### THE REQUEST
Rewrite these lines as a Markdown table with two columns, No. and Line, numbering each row and omitting any blank lines.

### RECORDS SHOWN ###

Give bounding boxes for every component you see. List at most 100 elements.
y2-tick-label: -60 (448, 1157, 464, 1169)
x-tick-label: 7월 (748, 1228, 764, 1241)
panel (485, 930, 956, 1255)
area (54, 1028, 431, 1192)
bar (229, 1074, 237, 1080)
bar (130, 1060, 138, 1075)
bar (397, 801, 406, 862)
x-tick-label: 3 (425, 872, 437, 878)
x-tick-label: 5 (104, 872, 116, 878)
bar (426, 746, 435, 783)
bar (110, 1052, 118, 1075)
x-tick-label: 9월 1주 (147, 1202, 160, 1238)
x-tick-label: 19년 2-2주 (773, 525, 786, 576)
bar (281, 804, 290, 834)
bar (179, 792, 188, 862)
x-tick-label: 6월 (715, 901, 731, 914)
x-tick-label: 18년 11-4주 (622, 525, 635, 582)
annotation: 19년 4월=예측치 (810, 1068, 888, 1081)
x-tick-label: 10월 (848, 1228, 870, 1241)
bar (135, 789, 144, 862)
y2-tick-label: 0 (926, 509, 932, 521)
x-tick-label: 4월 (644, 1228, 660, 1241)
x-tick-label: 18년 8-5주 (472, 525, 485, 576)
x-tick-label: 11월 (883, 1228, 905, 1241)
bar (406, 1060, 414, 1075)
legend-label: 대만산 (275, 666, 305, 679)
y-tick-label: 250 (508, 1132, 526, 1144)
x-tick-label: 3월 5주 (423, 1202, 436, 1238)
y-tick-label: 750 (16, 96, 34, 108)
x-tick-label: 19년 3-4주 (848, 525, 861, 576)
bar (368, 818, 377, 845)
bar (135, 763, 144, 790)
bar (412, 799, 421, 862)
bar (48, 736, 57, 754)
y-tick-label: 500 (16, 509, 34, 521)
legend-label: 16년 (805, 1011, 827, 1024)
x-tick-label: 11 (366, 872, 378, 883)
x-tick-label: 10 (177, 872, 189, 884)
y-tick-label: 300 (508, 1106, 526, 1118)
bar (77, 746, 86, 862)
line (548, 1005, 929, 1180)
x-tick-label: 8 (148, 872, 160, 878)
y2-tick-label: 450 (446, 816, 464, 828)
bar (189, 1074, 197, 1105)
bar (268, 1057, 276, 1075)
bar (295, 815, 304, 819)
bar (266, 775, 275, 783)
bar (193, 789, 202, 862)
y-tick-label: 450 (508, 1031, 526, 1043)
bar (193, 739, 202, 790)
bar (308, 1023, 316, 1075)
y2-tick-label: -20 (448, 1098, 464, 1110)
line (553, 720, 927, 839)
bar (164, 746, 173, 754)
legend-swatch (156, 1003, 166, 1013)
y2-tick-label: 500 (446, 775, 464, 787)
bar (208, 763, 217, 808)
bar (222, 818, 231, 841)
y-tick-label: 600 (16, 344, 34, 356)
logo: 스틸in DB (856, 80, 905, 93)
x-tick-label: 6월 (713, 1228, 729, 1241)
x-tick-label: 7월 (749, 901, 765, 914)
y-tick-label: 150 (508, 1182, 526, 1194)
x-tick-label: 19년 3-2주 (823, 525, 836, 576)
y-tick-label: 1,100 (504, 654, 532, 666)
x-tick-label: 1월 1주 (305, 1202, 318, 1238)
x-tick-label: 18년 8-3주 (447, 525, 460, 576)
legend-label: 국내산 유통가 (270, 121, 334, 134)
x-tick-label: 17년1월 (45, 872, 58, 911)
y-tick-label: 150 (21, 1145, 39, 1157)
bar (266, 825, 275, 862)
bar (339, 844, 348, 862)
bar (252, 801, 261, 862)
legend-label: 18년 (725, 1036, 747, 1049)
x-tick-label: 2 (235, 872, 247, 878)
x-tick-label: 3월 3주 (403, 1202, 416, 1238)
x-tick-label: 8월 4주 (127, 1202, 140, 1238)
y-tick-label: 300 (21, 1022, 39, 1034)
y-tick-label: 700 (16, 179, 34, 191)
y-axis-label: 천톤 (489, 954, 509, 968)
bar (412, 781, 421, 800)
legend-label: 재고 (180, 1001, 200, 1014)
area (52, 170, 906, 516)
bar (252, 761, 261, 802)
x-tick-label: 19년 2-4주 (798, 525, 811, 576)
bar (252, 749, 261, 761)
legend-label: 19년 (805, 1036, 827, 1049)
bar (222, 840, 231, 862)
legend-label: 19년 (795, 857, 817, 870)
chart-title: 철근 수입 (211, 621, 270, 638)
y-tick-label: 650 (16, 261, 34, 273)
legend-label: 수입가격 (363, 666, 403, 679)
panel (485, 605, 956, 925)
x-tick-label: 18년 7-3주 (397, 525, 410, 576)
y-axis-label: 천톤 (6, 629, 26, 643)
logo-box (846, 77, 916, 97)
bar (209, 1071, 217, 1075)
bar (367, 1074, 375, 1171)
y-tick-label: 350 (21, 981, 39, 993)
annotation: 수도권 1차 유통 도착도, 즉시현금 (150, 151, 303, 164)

###

### PROBLEM SOLUTION
| No. | Line |
|---|---|
| 1 | Give bounding boxes for every component you see. List at most 100 elements. |
| 2 | y2-tick-label: -60 (448, 1157, 464, 1169) |
| 3 | x-tick-label: 7월 (748, 1228, 764, 1241) |
| 4 | panel (485, 930, 956, 1255) |
| 5 | area (54, 1028, 431, 1192) |
| 6 | bar (229, 1074, 237, 1080) |
| 7 | bar (130, 1060, 138, 1075) |
| 8 | bar (397, 801, 406, 862) |
| 9 | x-tick-label: 3 (425, 872, 437, 878) |
| 10 | x-tick-label: 5 (104, 872, 116, 878) |
| 11 | bar (426, 746, 435, 783) |
| 12 | bar (110, 1052, 118, 1075) |
| 13 | x-tick-label: 9월 1주 (147, 1202, 160, 1238) |
| 14 | x-tick-label: 19년 2-2주 (773, 525, 786, 576) |
| 15 | bar (281, 804, 290, 834) |
| 16 | bar (179, 792, 188, 862) |
| 17 | x-tick-label: 6월 (715, 901, 731, 914) |
| 18 | x-tick-label: 18년 11-4주 (622, 525, 635, 582) |
| 19 | annotation: 19년 4월=예측치 (810, 1068, 888, 1081) |
| 20 | x-tick-label: 10월 (848, 1228, 870, 1241) |
| 21 | bar (135, 789, 144, 862) |
| 22 | y2-tick-label: 0 (926, 509, 932, 521) |
| 23 | x-tick-label: 4월 (644, 1228, 660, 1241) |
| 24 | x-tick-label: 18년 8-5주 (472, 525, 485, 576) |
| 25 | x-tick-label: 11월 (883, 1228, 905, 1241) |
| 26 | bar (406, 1060, 414, 1075) |
| 27 | legend-label: 대만산 (275, 666, 305, 679) |
| 28 | y-tick-label: 250 (508, 1132, 526, 1144) |
| 29 | x-tick-label: 3월 5주 (423, 1202, 436, 1238) |
| 30 | y-tick-label: 750 (16, 96, 34, 108) |
| 31 | x-tick-label: 19년 3-4주 (848, 525, 861, 576) |
| 32 | bar (368, 818, 377, 845) |
| 33 | bar (135, 763, 144, 790) |
| 34 | bar (412, 799, 421, 862) |
| 35 | bar (48, 736, 57, 754) |
| 36 | y-tick-label: 500 (16, 509, 34, 521) |
| 37 | legend-label: 16년 (805, 1011, 827, 1024) |
| 38 | x-tick-label: 11 (366, 872, 378, 883) |
| 39 | x-tick-label: 10 (177, 872, 189, 884) |
| 40 | y-tick-label: 300 (508, 1106, 526, 1118) |
| 41 | bar (77, 746, 86, 862) |
| 42 | line (548, 1005, 929, 1180) |
| 43 | x-tick-label: 8 (148, 872, 160, 878) |
| 44 | y2-tick-label: 450 (446, 816, 464, 828) |
| 45 | bar (189, 1074, 197, 1105) |
| 46 | bar (268, 1057, 276, 1075) |
| 47 | bar (295, 815, 304, 819) |
| 48 | bar (266, 775, 275, 783) |
| 49 | bar (193, 789, 202, 862) |
| 50 | y-tick-label: 450 (508, 1031, 526, 1043) |
| 51 | bar (193, 739, 202, 790) |
| 52 | bar (308, 1023, 316, 1075) |
| 53 | y2-tick-label: -20 (448, 1098, 464, 1110) |
| 54 | line (553, 720, 927, 839) |
| 55 | bar (164, 746, 173, 754) |
| 56 | legend-swatch (156, 1003, 166, 1013) |
| 57 | y2-tick-label: 500 (446, 775, 464, 787) |
| 58 | bar (208, 763, 217, 808) |
| 59 | bar (222, 818, 231, 841) |
| 60 | y-tick-label: 600 (16, 344, 34, 356) |
| 61 | logo: 스틸in DB (856, 80, 905, 93) |
| 62 | x-tick-label: 6월 (713, 1228, 729, 1241) |
| 63 | x-tick-label: 7월 (749, 901, 765, 914) |
| 64 | y-tick-label: 150 (508, 1182, 526, 1194) |
| 65 | x-tick-label: 19년 3-2주 (823, 525, 836, 576) |
| 66 | y-tick-label: 1,100 (504, 654, 532, 666) |
| 67 | x-tick-label: 1월 1주 (305, 1202, 318, 1238) |
| 68 | x-tick-label: 18년 8-3주 (447, 525, 460, 576) |
| 69 | legend-label: 국내산 유통가 (270, 121, 334, 134) |
| 70 | x-tick-label: 17년1월 (45, 872, 58, 911) |
| 71 | y-tick-label: 150 (21, 1145, 39, 1157) |
| 72 | bar (266, 825, 275, 862) |
| 73 | bar (339, 844, 348, 862) |
| 74 | bar (252, 801, 261, 862) |
| 75 | legend-label: 18년 (725, 1036, 747, 1049) |
| 76 | x-tick-label: 2 (235, 872, 247, 878) |
| 77 | x-tick-label: 3월 3주 (403, 1202, 416, 1238) |
| 78 | x-tick-label: 8월 4주 (127, 1202, 140, 1238) |
| 79 | y-tick-label: 300 (21, 1022, 39, 1034) |
| 80 | y-tick-label: 700 (16, 179, 34, 191) |
| 81 | y-axis-label: 천톤 (489, 954, 509, 968) |
| 82 | bar (412, 781, 421, 800) |
| 83 | legend-label: 재고 (180, 1001, 200, 1014) |
| 84 | area (52, 170, 906, 516) |
| 85 | bar (252, 761, 261, 802) |
| 86 | x-tick-label: 19년 2-4주 (798, 525, 811, 576) |
| 87 | bar (252, 749, 261, 761) |
| 88 | legend-label: 19년 (805, 1036, 827, 1049) |
| 89 | bar (222, 840, 231, 862) |
| 90 | legend-label: 19년 (795, 857, 817, 870) |
| 91 | chart-title: 철근 수입 (211, 621, 270, 638) |
| 92 | y-tick-label: 650 (16, 261, 34, 273) |
| 93 | legend-label: 수입가격 (363, 666, 403, 679) |
| 94 | panel (485, 605, 956, 925) |
| 95 | x-tick-label: 18년 7-3주 (397, 525, 410, 576) |
| 96 | y-axis-label: 천톤 (6, 629, 26, 643) |
| 97 | logo-box (846, 77, 916, 97) |
| 98 | bar (209, 1071, 217, 1075) |
| 99 | bar (367, 1074, 375, 1171) |
| 100 | y-tick-label: 350 (21, 981, 39, 993) |
| 101 | annotation: 수도권 1차 유통 도착도, 즉시현금 (150, 151, 303, 164) |